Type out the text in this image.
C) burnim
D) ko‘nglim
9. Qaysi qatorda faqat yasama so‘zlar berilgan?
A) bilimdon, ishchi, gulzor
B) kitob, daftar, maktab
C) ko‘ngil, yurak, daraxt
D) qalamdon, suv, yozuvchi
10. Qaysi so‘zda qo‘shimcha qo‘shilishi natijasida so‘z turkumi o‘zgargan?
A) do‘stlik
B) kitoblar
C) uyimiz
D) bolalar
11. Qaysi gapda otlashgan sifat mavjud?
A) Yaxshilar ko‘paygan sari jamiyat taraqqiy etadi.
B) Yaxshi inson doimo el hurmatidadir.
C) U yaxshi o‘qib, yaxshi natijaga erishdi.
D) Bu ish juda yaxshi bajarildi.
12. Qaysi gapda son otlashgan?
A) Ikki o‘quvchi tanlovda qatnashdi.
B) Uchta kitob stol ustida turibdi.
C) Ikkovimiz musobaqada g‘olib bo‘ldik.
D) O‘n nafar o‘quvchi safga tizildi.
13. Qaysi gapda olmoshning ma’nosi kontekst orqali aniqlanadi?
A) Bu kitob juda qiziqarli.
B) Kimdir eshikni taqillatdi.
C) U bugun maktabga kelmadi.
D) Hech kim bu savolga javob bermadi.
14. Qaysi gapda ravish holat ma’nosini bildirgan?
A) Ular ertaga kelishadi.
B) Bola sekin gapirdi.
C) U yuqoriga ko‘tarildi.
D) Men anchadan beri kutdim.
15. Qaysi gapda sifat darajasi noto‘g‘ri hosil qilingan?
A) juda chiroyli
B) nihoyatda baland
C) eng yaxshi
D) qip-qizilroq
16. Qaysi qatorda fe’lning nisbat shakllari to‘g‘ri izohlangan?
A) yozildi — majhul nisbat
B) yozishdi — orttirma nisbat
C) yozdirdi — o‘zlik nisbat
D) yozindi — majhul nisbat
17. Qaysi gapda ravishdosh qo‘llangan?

⁂

Transcribe each record exactly. Leave nothing out.

● Reply
Type out the text in this image.
C) burnim
D) ko‘nglim
9. Qaysi qatorda faqat yasama so‘zlar berilgan?
A) bilimdon, ishchi, gulzor
B) kitob, daftar, maktab
C) ko‘ngil, yurak, daraxt
D) qalamdon, suv, yozuvchi
10. Qaysi so‘zda qo‘shimcha qo‘shilishi natijasida so‘z turkumi o‘zgargan?
A) do‘stlik
B) kitoblar
C) uyimiz
D) bolalar
11. Qaysi gapda otlashgan sifat mavjud?
A) Yaxshilar ko‘paygan sari jamiyat taraqqiy etadi.
B) Yaxshi inson doimo el hurmatidadir.
C) U yaxshi o‘qib, yaxshi natijaga erishdi.
D) Bu ish juda yaxshi bajarildi.
12. Qaysi gapda son otlashgan?
A) Ikki o‘quvchi tanlovda qatnashdi.
B) Uchta kitob stol ustida turibdi.
C) Ikkovimiz musobaqada g‘olib bo‘ldik.
D) O‘n nafar o‘quvchi safga tizildi.
13. Qaysi gapda olmoshning ma’nosi kontekst orqali aniqlanadi?
A) Bu kitob juda qiziqarli.
B) Kimdir eshikni taqillatdi.
C) U bugun maktabga kelmadi.
D) Hech kim bu savolga javob bermadi.
14. Qaysi gapda ravish holat ma’nosini bildirgan?
A) Ular ertaga kelishadi.
B) Bola sekin gapirdi.
C) U yuqoriga ko‘tarildi.
D) Men anchadan beri kutdim.
15. Qaysi gapda sifat darajasi noto‘g‘ri hosil qilingan?
A) juda chiroyli
B) nihoyatda baland
C) eng yaxshi
D) qip-qizilroq
16. Qaysi qatorda fe’lning nisbat shakllari to‘g‘ri izohlangan?
A) yozildi — majhul nisbat
B) yozishdi — orttirma nisbat
C) yozdirdi — o‘zlik nisbat
D) yozindi — majhul nisbat
17. Qaysi gapda ravishdosh qo‘llangan?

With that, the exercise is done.